------ Extracted information
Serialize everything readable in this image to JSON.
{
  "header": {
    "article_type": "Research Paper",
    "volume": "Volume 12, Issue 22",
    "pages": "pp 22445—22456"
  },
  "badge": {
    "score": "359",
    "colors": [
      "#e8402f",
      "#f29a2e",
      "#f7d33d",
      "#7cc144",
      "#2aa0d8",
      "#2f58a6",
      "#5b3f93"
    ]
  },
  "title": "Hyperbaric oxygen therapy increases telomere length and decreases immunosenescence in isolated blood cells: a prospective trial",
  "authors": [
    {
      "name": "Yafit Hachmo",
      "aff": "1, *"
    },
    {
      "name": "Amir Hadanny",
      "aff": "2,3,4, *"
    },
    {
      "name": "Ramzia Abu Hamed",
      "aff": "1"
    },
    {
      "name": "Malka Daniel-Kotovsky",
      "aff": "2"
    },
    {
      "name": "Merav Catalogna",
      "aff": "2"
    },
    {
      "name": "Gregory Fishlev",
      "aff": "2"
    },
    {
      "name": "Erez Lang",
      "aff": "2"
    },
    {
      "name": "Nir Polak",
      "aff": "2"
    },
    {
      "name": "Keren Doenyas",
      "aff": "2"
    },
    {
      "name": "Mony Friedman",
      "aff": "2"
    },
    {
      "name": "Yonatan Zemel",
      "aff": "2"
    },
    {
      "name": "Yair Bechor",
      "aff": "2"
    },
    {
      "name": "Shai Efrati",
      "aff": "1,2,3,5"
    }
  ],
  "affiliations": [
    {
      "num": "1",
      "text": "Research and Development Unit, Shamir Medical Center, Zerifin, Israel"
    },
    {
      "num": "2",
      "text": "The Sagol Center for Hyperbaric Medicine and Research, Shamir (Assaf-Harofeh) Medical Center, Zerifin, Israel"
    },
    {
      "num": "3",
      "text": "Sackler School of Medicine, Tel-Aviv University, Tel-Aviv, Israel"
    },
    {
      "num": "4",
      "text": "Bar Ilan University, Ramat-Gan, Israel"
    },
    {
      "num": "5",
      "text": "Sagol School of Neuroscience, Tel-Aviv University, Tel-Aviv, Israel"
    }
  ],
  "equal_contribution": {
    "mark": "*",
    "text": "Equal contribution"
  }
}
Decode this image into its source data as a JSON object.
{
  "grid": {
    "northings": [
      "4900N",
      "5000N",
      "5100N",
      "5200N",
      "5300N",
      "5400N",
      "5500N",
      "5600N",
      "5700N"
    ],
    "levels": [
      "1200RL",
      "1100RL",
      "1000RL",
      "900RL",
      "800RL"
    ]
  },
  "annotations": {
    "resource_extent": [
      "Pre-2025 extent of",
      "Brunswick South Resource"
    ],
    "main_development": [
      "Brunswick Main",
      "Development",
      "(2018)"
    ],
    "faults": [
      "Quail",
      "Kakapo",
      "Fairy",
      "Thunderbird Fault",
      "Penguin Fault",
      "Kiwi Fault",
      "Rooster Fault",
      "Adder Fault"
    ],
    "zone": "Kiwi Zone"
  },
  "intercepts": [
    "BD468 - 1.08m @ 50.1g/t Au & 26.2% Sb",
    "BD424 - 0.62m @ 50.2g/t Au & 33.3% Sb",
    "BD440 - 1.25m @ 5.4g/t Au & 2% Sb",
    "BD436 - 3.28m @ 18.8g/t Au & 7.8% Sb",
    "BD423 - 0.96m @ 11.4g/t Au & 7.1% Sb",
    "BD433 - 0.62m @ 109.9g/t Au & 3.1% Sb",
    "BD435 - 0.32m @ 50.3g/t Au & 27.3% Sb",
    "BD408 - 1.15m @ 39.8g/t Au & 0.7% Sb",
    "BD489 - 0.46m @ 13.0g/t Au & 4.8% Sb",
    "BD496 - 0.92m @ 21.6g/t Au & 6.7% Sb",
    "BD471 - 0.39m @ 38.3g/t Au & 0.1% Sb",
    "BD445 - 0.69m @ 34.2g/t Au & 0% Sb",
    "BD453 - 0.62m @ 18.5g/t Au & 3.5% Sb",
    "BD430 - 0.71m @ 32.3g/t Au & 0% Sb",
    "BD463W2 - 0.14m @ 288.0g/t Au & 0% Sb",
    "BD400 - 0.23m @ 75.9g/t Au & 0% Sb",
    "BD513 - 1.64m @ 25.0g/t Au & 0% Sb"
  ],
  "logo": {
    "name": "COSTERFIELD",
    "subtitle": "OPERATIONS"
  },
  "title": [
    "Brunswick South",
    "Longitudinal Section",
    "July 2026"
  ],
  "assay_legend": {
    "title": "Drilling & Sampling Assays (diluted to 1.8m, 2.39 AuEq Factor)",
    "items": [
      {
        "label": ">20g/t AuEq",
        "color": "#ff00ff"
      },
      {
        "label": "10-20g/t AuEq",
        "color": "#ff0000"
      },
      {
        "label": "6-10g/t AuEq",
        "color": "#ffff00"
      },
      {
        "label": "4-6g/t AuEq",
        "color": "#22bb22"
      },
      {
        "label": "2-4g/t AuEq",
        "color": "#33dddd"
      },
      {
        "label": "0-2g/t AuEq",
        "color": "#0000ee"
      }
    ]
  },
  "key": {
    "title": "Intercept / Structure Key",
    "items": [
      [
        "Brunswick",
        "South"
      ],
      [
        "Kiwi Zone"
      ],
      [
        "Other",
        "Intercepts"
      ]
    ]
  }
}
------------
Aim of the task: Copy each line containing the word "image" from the data.

Reply:
Serialize everything readable in this image to JSON.
Decode this image into its source data as a JSON object.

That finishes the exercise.